■ **TASK OBJECTIVE**
Identify each line holding the string "Глубина" and copy it.

Figure content listings
-- Start --

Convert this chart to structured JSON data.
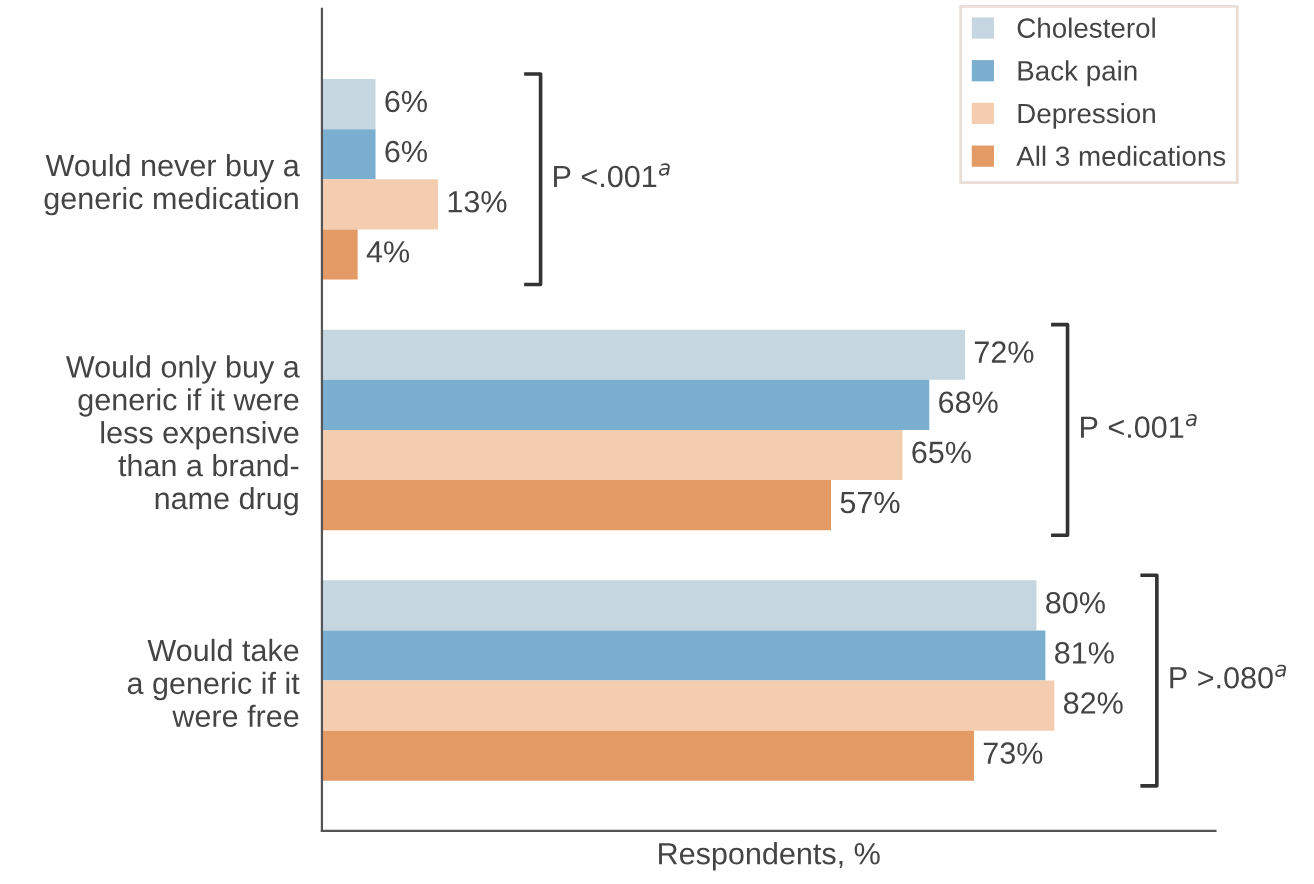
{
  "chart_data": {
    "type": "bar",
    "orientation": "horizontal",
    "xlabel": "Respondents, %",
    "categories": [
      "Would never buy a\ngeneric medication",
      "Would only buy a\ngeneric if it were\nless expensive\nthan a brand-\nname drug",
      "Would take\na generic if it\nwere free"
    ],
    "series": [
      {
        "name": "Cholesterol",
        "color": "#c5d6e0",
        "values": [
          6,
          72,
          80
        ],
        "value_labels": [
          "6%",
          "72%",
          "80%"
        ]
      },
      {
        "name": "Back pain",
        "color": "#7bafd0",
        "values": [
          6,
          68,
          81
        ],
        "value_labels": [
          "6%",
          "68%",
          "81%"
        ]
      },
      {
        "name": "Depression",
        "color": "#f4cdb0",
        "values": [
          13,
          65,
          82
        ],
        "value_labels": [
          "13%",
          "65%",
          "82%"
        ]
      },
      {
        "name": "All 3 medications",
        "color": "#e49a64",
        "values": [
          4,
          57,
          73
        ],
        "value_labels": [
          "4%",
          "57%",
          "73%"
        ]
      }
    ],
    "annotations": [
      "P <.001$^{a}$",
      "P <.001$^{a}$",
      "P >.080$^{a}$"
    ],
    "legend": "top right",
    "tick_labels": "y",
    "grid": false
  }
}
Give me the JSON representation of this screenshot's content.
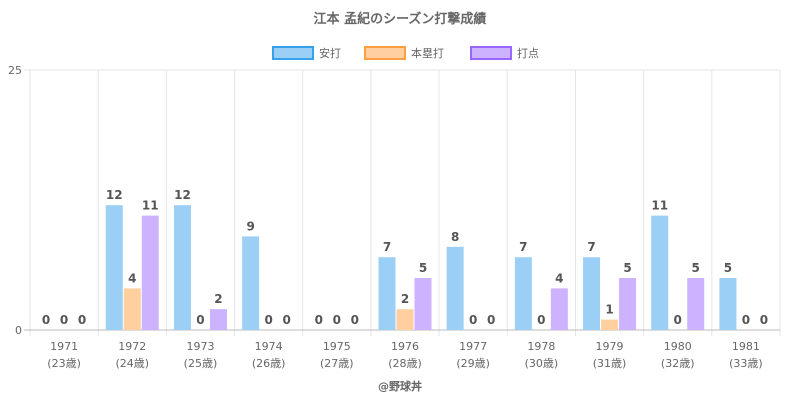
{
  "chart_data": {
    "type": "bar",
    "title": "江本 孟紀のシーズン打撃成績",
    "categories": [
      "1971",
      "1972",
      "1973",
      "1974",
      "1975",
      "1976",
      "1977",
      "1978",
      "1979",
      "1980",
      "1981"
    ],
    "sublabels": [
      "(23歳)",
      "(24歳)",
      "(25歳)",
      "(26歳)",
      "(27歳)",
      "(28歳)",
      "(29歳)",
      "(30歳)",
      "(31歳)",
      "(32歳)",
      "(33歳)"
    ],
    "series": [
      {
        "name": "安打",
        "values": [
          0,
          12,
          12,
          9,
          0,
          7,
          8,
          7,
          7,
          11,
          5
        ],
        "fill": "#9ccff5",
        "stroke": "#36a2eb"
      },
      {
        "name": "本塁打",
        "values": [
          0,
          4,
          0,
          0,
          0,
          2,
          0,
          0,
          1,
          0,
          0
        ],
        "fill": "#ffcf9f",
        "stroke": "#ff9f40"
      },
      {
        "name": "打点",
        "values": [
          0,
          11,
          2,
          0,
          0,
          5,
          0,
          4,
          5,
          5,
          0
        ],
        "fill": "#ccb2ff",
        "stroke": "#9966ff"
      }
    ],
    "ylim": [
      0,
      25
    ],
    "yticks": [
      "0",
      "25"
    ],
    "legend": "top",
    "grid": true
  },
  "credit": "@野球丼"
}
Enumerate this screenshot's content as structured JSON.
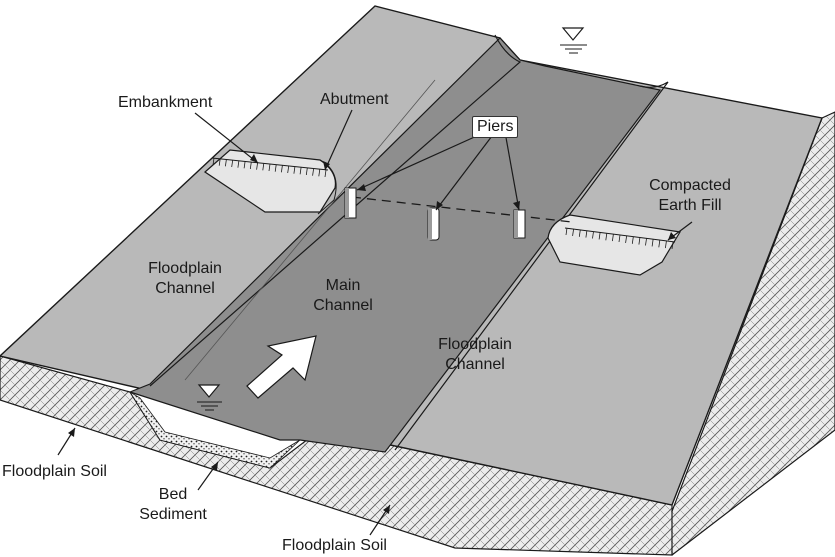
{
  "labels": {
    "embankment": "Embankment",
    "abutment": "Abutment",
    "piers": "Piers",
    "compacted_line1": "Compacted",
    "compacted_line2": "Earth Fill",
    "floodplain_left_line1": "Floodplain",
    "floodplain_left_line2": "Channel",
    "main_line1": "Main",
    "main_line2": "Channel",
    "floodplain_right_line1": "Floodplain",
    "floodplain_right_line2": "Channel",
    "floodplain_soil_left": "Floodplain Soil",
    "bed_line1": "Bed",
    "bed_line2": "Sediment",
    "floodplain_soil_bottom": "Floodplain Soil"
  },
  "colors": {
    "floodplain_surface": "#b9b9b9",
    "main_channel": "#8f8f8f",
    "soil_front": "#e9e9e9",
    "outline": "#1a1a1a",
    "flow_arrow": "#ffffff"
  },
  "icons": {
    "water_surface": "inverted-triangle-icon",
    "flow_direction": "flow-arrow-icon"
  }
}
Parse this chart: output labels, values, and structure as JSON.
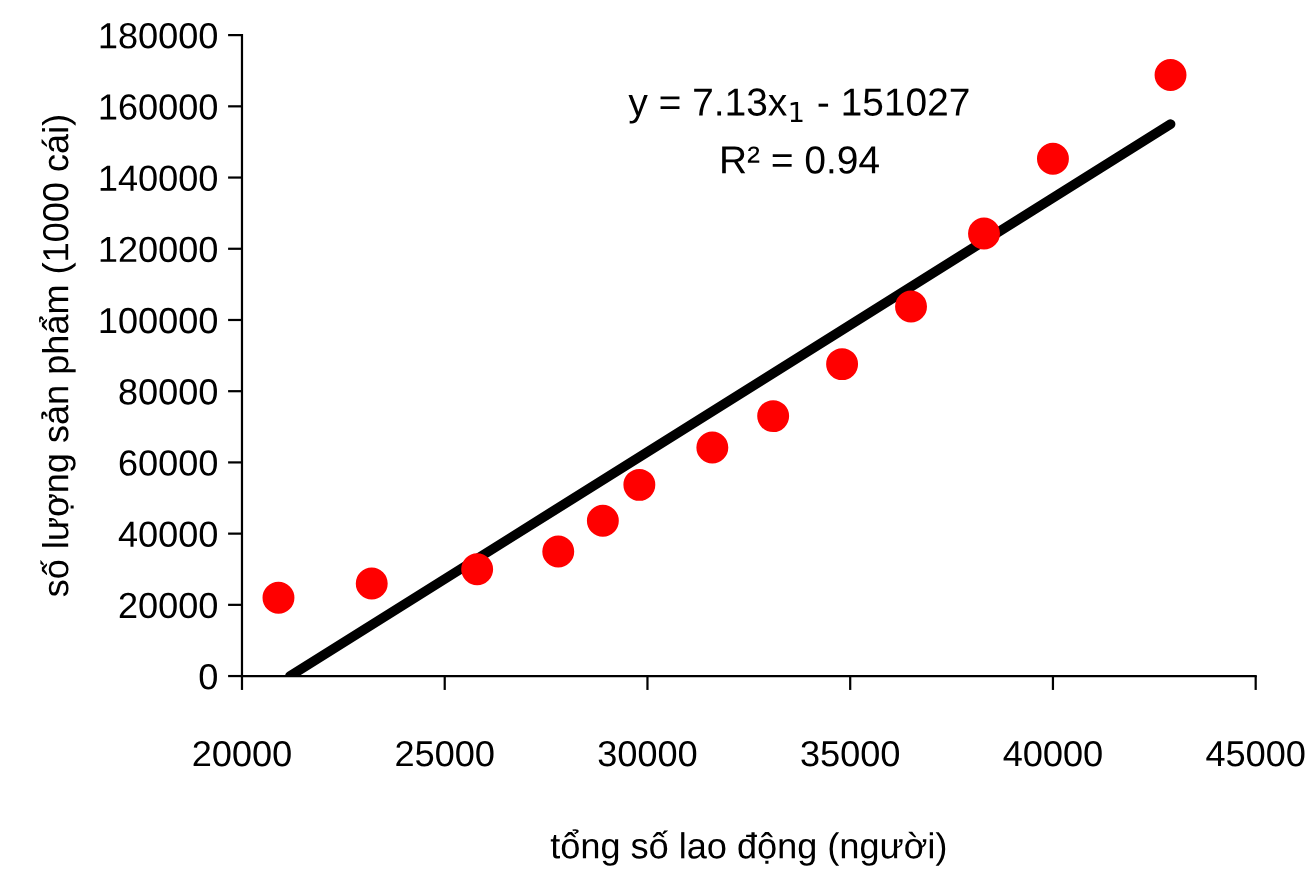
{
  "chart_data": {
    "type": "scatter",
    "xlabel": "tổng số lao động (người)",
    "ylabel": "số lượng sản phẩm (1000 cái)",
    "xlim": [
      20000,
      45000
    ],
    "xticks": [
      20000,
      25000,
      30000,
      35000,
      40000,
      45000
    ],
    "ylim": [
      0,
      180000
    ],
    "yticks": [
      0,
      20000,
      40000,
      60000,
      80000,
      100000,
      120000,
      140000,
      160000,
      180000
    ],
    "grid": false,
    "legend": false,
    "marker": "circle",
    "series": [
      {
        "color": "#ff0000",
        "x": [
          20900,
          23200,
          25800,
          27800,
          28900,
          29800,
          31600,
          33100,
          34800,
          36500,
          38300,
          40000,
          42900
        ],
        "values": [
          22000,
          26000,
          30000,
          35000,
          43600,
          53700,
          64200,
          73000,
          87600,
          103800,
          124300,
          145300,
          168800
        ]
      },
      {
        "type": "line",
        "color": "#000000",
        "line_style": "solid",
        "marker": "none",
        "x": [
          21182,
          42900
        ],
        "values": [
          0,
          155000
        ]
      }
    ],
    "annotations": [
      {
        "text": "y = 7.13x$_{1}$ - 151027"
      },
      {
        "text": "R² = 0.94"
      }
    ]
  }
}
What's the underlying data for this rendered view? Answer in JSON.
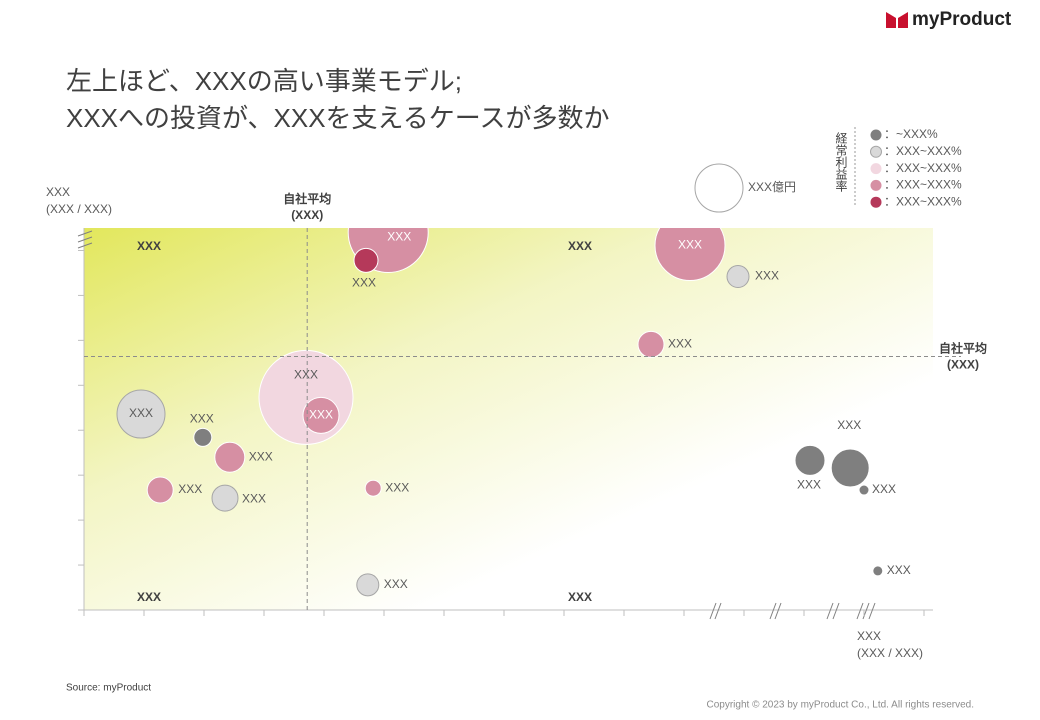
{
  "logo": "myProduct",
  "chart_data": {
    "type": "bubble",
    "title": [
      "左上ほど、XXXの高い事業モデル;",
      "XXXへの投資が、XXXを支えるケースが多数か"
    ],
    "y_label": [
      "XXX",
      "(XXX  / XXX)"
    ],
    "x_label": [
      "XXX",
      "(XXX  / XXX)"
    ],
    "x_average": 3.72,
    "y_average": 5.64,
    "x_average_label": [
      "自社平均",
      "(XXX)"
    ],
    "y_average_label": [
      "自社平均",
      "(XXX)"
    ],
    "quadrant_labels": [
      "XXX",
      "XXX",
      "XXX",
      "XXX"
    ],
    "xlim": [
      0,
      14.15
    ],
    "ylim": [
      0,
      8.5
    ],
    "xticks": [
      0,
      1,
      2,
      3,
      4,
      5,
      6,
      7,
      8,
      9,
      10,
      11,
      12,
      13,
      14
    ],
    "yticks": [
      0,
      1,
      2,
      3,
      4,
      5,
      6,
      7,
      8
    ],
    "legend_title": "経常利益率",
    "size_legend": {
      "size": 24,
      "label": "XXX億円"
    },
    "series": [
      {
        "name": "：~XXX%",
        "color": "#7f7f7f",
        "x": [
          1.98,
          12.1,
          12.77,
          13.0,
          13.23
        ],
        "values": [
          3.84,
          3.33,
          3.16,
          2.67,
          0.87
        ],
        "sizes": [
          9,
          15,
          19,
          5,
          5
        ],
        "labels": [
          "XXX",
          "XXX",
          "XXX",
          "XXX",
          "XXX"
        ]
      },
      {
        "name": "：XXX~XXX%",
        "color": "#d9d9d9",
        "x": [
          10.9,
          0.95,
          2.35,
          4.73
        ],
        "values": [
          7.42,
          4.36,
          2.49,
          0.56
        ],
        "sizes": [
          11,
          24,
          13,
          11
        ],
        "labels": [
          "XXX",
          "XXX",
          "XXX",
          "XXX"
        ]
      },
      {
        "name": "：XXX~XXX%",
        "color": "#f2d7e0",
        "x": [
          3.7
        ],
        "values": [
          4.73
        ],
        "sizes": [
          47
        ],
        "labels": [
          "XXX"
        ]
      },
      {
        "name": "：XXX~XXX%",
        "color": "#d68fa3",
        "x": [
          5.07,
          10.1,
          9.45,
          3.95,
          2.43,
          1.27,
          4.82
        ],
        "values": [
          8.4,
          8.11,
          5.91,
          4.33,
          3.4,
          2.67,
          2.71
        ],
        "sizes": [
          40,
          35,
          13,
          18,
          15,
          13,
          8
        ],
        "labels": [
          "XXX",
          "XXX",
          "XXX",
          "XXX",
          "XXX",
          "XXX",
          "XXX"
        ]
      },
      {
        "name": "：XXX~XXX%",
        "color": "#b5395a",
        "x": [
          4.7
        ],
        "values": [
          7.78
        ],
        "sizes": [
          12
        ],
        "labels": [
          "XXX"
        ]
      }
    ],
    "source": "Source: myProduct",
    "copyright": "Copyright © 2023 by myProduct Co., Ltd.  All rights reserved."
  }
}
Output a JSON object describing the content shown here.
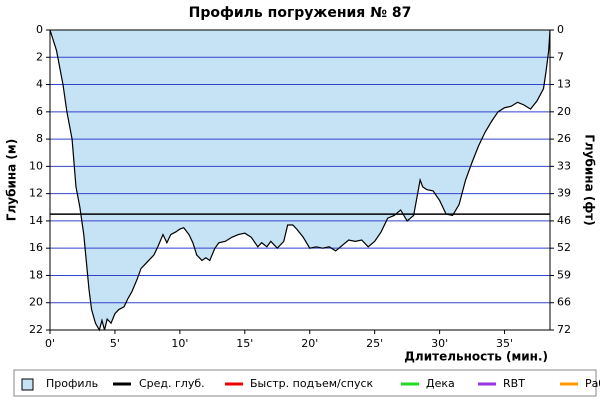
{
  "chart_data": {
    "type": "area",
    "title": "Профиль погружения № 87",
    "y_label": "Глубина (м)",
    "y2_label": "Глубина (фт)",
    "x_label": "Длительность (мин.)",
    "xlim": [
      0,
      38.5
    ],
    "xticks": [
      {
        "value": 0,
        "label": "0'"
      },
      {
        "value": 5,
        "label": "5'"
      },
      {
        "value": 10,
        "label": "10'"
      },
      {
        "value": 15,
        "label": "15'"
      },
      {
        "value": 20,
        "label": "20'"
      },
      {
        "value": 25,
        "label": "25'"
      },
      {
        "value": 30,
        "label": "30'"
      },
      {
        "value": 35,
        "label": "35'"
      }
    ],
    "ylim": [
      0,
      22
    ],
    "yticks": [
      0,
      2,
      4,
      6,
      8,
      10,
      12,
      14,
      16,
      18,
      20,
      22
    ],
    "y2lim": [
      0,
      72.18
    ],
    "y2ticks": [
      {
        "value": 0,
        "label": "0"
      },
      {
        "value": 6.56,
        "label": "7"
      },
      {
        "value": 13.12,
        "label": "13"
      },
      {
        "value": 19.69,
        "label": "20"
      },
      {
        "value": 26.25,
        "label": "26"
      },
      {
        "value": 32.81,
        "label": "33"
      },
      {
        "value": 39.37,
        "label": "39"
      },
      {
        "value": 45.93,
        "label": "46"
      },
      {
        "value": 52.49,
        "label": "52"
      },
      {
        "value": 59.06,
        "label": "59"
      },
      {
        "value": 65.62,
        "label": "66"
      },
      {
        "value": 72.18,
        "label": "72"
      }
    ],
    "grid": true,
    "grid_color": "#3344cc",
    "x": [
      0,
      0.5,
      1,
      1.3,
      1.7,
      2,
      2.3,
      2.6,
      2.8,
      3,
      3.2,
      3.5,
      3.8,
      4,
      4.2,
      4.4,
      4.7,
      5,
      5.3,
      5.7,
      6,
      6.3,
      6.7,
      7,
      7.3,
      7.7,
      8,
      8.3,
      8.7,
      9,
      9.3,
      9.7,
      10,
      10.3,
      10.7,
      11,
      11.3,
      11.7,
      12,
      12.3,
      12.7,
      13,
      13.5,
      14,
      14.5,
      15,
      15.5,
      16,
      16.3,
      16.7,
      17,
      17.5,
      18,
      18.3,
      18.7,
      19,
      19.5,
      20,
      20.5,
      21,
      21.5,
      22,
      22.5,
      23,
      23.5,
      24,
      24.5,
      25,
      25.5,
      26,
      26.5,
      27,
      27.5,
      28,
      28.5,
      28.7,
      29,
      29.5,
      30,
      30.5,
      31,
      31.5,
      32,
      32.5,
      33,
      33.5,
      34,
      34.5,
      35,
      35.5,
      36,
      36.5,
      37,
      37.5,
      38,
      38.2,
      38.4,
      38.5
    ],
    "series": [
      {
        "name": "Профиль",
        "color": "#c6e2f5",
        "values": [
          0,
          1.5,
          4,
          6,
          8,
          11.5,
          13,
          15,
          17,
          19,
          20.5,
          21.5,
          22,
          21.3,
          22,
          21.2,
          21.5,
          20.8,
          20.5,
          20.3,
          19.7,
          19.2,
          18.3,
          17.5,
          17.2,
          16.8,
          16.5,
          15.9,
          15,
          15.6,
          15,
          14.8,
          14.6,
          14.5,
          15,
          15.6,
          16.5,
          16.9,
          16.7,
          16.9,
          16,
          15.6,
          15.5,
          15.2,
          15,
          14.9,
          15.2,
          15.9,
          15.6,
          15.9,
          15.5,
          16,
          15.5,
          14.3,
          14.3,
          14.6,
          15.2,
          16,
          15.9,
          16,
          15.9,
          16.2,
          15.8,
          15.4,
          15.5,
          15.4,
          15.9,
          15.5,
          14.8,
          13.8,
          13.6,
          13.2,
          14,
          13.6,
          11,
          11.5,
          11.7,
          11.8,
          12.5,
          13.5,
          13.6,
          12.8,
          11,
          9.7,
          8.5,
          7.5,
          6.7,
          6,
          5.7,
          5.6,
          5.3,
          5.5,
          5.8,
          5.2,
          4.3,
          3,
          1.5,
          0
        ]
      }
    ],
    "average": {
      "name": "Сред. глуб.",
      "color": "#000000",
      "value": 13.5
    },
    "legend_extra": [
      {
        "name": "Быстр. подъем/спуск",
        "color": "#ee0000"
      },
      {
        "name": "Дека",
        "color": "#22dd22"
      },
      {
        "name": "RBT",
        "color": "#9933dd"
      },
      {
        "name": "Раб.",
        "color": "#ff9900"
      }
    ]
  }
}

-- End --

■ **OUTPUT FOR THIS EXERCISE**
    "y_label": "Глубина (м)",
    "y2_label": "Глубина (фт)",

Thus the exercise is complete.